Your objective: Copy the data that follows exactly. Include no pictures.

Raw records
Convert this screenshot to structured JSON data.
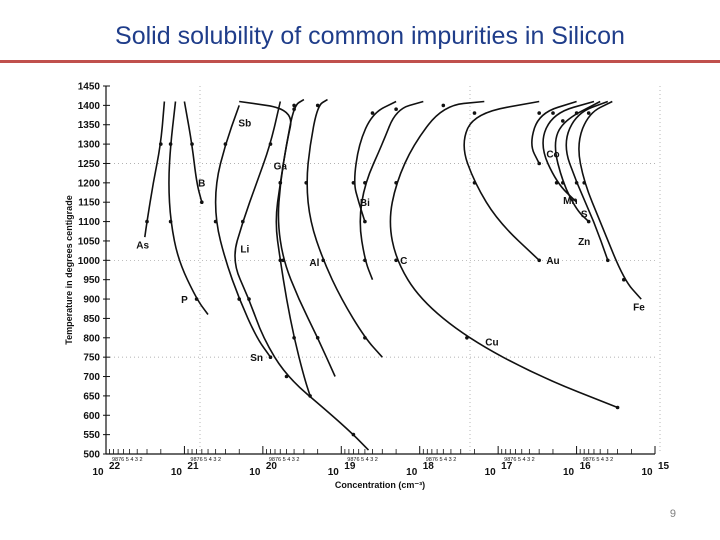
{
  "slide": {
    "title": "Solid solubility of common impurities in Silicon",
    "page_number": "9",
    "accent_color": "#c0504d",
    "title_color": "#1f3d8a"
  },
  "chart_data": {
    "type": "line",
    "ylabel": "Temperature in degrees centigrade",
    "xlabel": "Concentration (cm⁻³)",
    "x_scale": "log",
    "x_reversed": true,
    "xlim": [
      1e+22,
      1000000000000000.0
    ],
    "ylim": [
      500,
      1450
    ],
    "y_ticks": [
      1450,
      1400,
      1350,
      1300,
      1250,
      1200,
      1150,
      1100,
      1050,
      1000,
      950,
      900,
      850,
      800,
      750,
      700,
      650,
      600,
      550,
      500
    ],
    "x_decades": [
      {
        "base": "10",
        "exp": "22",
        "value": 1e+22
      },
      {
        "base": "10",
        "exp": "21",
        "value": 1e+21
      },
      {
        "base": "10",
        "exp": "20",
        "value": 1e+20
      },
      {
        "base": "10",
        "exp": "19",
        "value": 1e+19
      },
      {
        "base": "10",
        "exp": "18",
        "value": 1e+18
      },
      {
        "base": "10",
        "exp": "17",
        "value": 1e+17
      },
      {
        "base": "10",
        "exp": "16",
        "value": 1e+16
      },
      {
        "base": "10",
        "exp": "15",
        "value": 1000000000000000.0
      }
    ],
    "minor_tick_labels": "9876 5 4  3  2",
    "series": [
      {
        "name": "As",
        "points": [
          [
            1.8e+21,
            1410
          ],
          [
            2e+21,
            1300
          ],
          [
            2.5e+21,
            1200
          ],
          [
            3e+21,
            1100
          ],
          [
            3.2e+21,
            1060
          ]
        ]
      },
      {
        "name": "P",
        "points": [
          [
            1.3e+21,
            1410
          ],
          [
            1.5e+21,
            1300
          ],
          [
            1.6e+21,
            1200
          ],
          [
            1.5e+21,
            1100
          ],
          [
            1.2e+21,
            1000
          ],
          [
            7e+20,
            900
          ],
          [
            5e+20,
            860
          ]
        ]
      },
      {
        "name": "B",
        "points": [
          [
            1e+21,
            1410
          ],
          [
            8e+20,
            1300
          ],
          [
            7e+20,
            1200
          ],
          [
            6e+20,
            1150
          ]
        ]
      },
      {
        "name": "Sb",
        "points": [
          [
            2e+20,
            1410
          ],
          [
            4e+19,
            1390
          ],
          [
            5e+19,
            1300
          ],
          [
            6e+19,
            1200
          ],
          [
            7e+19,
            1100
          ],
          [
            6e+19,
            1000
          ],
          [
            5e+19,
            900
          ],
          [
            4e+19,
            800
          ],
          [
            3e+19,
            700
          ],
          [
            2.5e+19,
            650
          ]
        ]
      },
      {
        "name": "Ga",
        "points": [
          [
            3e+19,
            1415
          ],
          [
            4e+19,
            1400
          ],
          [
            5e+19,
            1300
          ],
          [
            6e+19,
            1200
          ],
          [
            6.5e+19,
            1100
          ],
          [
            5.5e+19,
            1000
          ],
          [
            3.5e+19,
            900
          ],
          [
            2e+19,
            800
          ],
          [
            1.2e+19,
            700
          ]
        ]
      },
      {
        "name": "Al",
        "points": [
          [
            1.5e+19,
            1415
          ],
          [
            2e+19,
            1400
          ],
          [
            2.5e+19,
            1300
          ],
          [
            2.8e+19,
            1200
          ],
          [
            2.5e+19,
            1100
          ],
          [
            1.7e+19,
            1000
          ],
          [
            1e+19,
            900
          ],
          [
            5e+18,
            800
          ],
          [
            3e+18,
            750
          ]
        ]
      },
      {
        "name": "Li",
        "points": [
          [
            6e+19,
            1410
          ],
          [
            8e+19,
            1300
          ],
          [
            1.2e+20,
            1200
          ],
          [
            1.8e+20,
            1100
          ],
          [
            2.5e+20,
            1000
          ],
          [
            1.5e+20,
            900
          ],
          [
            1e+20,
            800
          ],
          [
            5e+19,
            700
          ],
          [
            1.5e+19,
            610
          ],
          [
            7e+18,
            550
          ],
          [
            4.5e+18,
            510
          ]
        ]
      },
      {
        "name": "Sn",
        "points": [
          [
            2e+20,
            1400
          ],
          [
            3e+20,
            1300
          ],
          [
            4e+20,
            1200
          ],
          [
            4e+20,
            1100
          ],
          [
            3e+20,
            1000
          ],
          [
            2e+20,
            900
          ],
          [
            1.2e+20,
            800
          ],
          [
            8e+19,
            750
          ]
        ]
      },
      {
        "name": "Bi",
        "points": [
          [
            2e+18,
            1410
          ],
          [
            4e+18,
            1380
          ],
          [
            6e+18,
            1300
          ],
          [
            7e+18,
            1200
          ],
          [
            6e+18,
            1150
          ],
          [
            5e+18,
            1100
          ]
        ]
      },
      {
        "name": "C",
        "points": [
          [
            9e+17,
            1410
          ],
          [
            2e+18,
            1390
          ],
          [
            3e+18,
            1300
          ],
          [
            5e+18,
            1200
          ],
          [
            6e+18,
            1100
          ],
          [
            5e+18,
            1000
          ],
          [
            4e+18,
            950
          ]
        ]
      },
      {
        "name": "Cu",
        "points": [
          [
            1.5e+17,
            1410
          ],
          [
            5e+17,
            1400
          ],
          [
            1.2e+18,
            1300
          ],
          [
            2e+18,
            1200
          ],
          [
            2.5e+18,
            1100
          ],
          [
            2e+18,
            1000
          ],
          [
            1e+18,
            900
          ],
          [
            2.5e+17,
            800
          ],
          [
            3e+16,
            700
          ],
          [
            3000000000000000.0,
            620
          ]
        ]
      },
      {
        "name": "Au",
        "points": [
          [
            3e+16,
            1410
          ],
          [
            2e+17,
            1380
          ],
          [
            3e+17,
            1300
          ],
          [
            2e+17,
            1200
          ],
          [
            1e+17,
            1100
          ],
          [
            3e+16,
            1000
          ]
        ]
      },
      {
        "name": "Co",
        "points": [
          [
            1e+16,
            1410
          ],
          [
            3e+16,
            1380
          ],
          [
            4e+16,
            1300
          ],
          [
            3e+16,
            1250
          ]
        ]
      },
      {
        "name": "Mn",
        "points": [
          [
            6000000000000000.0,
            1410
          ],
          [
            2e+16,
            1380
          ],
          [
            3e+16,
            1300
          ],
          [
            1.8e+16,
            1200
          ],
          [
            1e+16,
            1150
          ]
        ]
      },
      {
        "name": "S",
        "points": [
          [
            5000000000000000.0,
            1410
          ],
          [
            1.5e+16,
            1360
          ],
          [
            2e+16,
            1300
          ],
          [
            1.5e+16,
            1200
          ],
          [
            1e+16,
            1130
          ],
          [
            7000000000000000.0,
            1100
          ]
        ]
      },
      {
        "name": "Zn",
        "points": [
          [
            4000000000000000.0,
            1410
          ],
          [
            1e+16,
            1380
          ],
          [
            1.5e+16,
            1300
          ],
          [
            1e+16,
            1200
          ],
          [
            6000000000000000.0,
            1100
          ],
          [
            4000000000000000.0,
            1000
          ]
        ]
      },
      {
        "name": "Fe",
        "points": [
          [
            3500000000000000.0,
            1410
          ],
          [
            7000000000000000.0,
            1380
          ],
          [
            1e+16,
            1300
          ],
          [
            8000000000000000.0,
            1200
          ],
          [
            5000000000000000.0,
            1100
          ],
          [
            2500000000000000.0,
            950
          ],
          [
            1500000000000000.0,
            900
          ]
        ]
      }
    ]
  }
}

Reply to the task:
Convert this screenshot to structured JSON data.
{
  "slide": {
    "title": "Solid solubility of common impurities in Silicon",
    "page_number": "9",
    "accent_color": "#c0504d",
    "title_color": "#1f3d8a"
  },
  "chart_data": {
    "type": "line",
    "ylabel": "Temperature in degrees centigrade",
    "xlabel": "Concentration (cm⁻³)",
    "x_scale": "log",
    "x_reversed": true,
    "xlim": [
      1e+22,
      1000000000000000.0
    ],
    "ylim": [
      500,
      1450
    ],
    "y_ticks": [
      1450,
      1400,
      1350,
      1300,
      1250,
      1200,
      1150,
      1100,
      1050,
      1000,
      950,
      900,
      850,
      800,
      750,
      700,
      650,
      600,
      550,
      500
    ],
    "x_decades": [
      {
        "base": "10",
        "exp": "22",
        "value": 1e+22
      },
      {
        "base": "10",
        "exp": "21",
        "value": 1e+21
      },
      {
        "base": "10",
        "exp": "20",
        "value": 1e+20
      },
      {
        "base": "10",
        "exp": "19",
        "value": 1e+19
      },
      {
        "base": "10",
        "exp": "18",
        "value": 1e+18
      },
      {
        "base": "10",
        "exp": "17",
        "value": 1e+17
      },
      {
        "base": "10",
        "exp": "16",
        "value": 1e+16
      },
      {
        "base": "10",
        "exp": "15",
        "value": 1000000000000000.0
      }
    ],
    "minor_tick_labels": "9876 5 4  3  2",
    "series": [
      {
        "name": "As",
        "points": [
          [
            1.8e+21,
            1410
          ],
          [
            2e+21,
            1300
          ],
          [
            2.5e+21,
            1200
          ],
          [
            3e+21,
            1100
          ],
          [
            3.2e+21,
            1060
          ]
        ]
      },
      {
        "name": "P",
        "points": [
          [
            1.3e+21,
            1410
          ],
          [
            1.5e+21,
            1300
          ],
          [
            1.6e+21,
            1200
          ],
          [
            1.5e+21,
            1100
          ],
          [
            1.2e+21,
            1000
          ],
          [
            7e+20,
            900
          ],
          [
            5e+20,
            860
          ]
        ]
      },
      {
        "name": "B",
        "points": [
          [
            1e+21,
            1410
          ],
          [
            8e+20,
            1300
          ],
          [
            7e+20,
            1200
          ],
          [
            6e+20,
            1150
          ]
        ]
      },
      {
        "name": "Sb",
        "points": [
          [
            2e+20,
            1410
          ],
          [
            4e+19,
            1390
          ],
          [
            5e+19,
            1300
          ],
          [
            6e+19,
            1200
          ],
          [
            7e+19,
            1100
          ],
          [
            6e+19,
            1000
          ],
          [
            5e+19,
            900
          ],
          [
            4e+19,
            800
          ],
          [
            3e+19,
            700
          ],
          [
            2.5e+19,
            650
          ]
        ]
      },
      {
        "name": "Ga",
        "points": [
          [
            3e+19,
            1415
          ],
          [
            4e+19,
            1400
          ],
          [
            5e+19,
            1300
          ],
          [
            6e+19,
            1200
          ],
          [
            6.5e+19,
            1100
          ],
          [
            5.5e+19,
            1000
          ],
          [
            3.5e+19,
            900
          ],
          [
            2e+19,
            800
          ],
          [
            1.2e+19,
            700
          ]
        ]
      },
      {
        "name": "Al",
        "points": [
          [
            1.5e+19,
            1415
          ],
          [
            2e+19,
            1400
          ],
          [
            2.5e+19,
            1300
          ],
          [
            2.8e+19,
            1200
          ],
          [
            2.5e+19,
            1100
          ],
          [
            1.7e+19,
            1000
          ],
          [
            1e+19,
            900
          ],
          [
            5e+18,
            800
          ],
          [
            3e+18,
            750
          ]
        ]
      },
      {
        "name": "Li",
        "points": [
          [
            6e+19,
            1410
          ],
          [
            8e+19,
            1300
          ],
          [
            1.2e+20,
            1200
          ],
          [
            1.8e+20,
            1100
          ],
          [
            2.5e+20,
            1000
          ],
          [
            1.5e+20,
            900
          ],
          [
            1e+20,
            800
          ],
          [
            5e+19,
            700
          ],
          [
            1.5e+19,
            610
          ],
          [
            7e+18,
            550
          ],
          [
            4.5e+18,
            510
          ]
        ]
      },
      {
        "name": "Sn",
        "points": [
          [
            2e+20,
            1400
          ],
          [
            3e+20,
            1300
          ],
          [
            4e+20,
            1200
          ],
          [
            4e+20,
            1100
          ],
          [
            3e+20,
            1000
          ],
          [
            2e+20,
            900
          ],
          [
            1.2e+20,
            800
          ],
          [
            8e+19,
            750
          ]
        ]
      },
      {
        "name": "Bi",
        "points": [
          [
            2e+18,
            1410
          ],
          [
            4e+18,
            1380
          ],
          [
            6e+18,
            1300
          ],
          [
            7e+18,
            1200
          ],
          [
            6e+18,
            1150
          ],
          [
            5e+18,
            1100
          ]
        ]
      },
      {
        "name": "C",
        "points": [
          [
            9e+17,
            1410
          ],
          [
            2e+18,
            1390
          ],
          [
            3e+18,
            1300
          ],
          [
            5e+18,
            1200
          ],
          [
            6e+18,
            1100
          ],
          [
            5e+18,
            1000
          ],
          [
            4e+18,
            950
          ]
        ]
      },
      {
        "name": "Cu",
        "points": [
          [
            1.5e+17,
            1410
          ],
          [
            5e+17,
            1400
          ],
          [
            1.2e+18,
            1300
          ],
          [
            2e+18,
            1200
          ],
          [
            2.5e+18,
            1100
          ],
          [
            2e+18,
            1000
          ],
          [
            1e+18,
            900
          ],
          [
            2.5e+17,
            800
          ],
          [
            3e+16,
            700
          ],
          [
            3000000000000000.0,
            620
          ]
        ]
      },
      {
        "name": "Au",
        "points": [
          [
            3e+16,
            1410
          ],
          [
            2e+17,
            1380
          ],
          [
            3e+17,
            1300
          ],
          [
            2e+17,
            1200
          ],
          [
            1e+17,
            1100
          ],
          [
            3e+16,
            1000
          ]
        ]
      },
      {
        "name": "Co",
        "points": [
          [
            1e+16,
            1410
          ],
          [
            3e+16,
            1380
          ],
          [
            4e+16,
            1300
          ],
          [
            3e+16,
            1250
          ]
        ]
      },
      {
        "name": "Mn",
        "points": [
          [
            6000000000000000.0,
            1410
          ],
          [
            2e+16,
            1380
          ],
          [
            3e+16,
            1300
          ],
          [
            1.8e+16,
            1200
          ],
          [
            1e+16,
            1150
          ]
        ]
      },
      {
        "name": "S",
        "points": [
          [
            5000000000000000.0,
            1410
          ],
          [
            1.5e+16,
            1360
          ],
          [
            2e+16,
            1300
          ],
          [
            1.5e+16,
            1200
          ],
          [
            1e+16,
            1130
          ],
          [
            7000000000000000.0,
            1100
          ]
        ]
      },
      {
        "name": "Zn",
        "points": [
          [
            4000000000000000.0,
            1410
          ],
          [
            1e+16,
            1380
          ],
          [
            1.5e+16,
            1300
          ],
          [
            1e+16,
            1200
          ],
          [
            6000000000000000.0,
            1100
          ],
          [
            4000000000000000.0,
            1000
          ]
        ]
      },
      {
        "name": "Fe",
        "points": [
          [
            3500000000000000.0,
            1410
          ],
          [
            7000000000000000.0,
            1380
          ],
          [
            1e+16,
            1300
          ],
          [
            8000000000000000.0,
            1200
          ],
          [
            5000000000000000.0,
            1100
          ],
          [
            2500000000000000.0,
            950
          ],
          [
            1500000000000000.0,
            900
          ]
        ]
      }
    ]
  }
}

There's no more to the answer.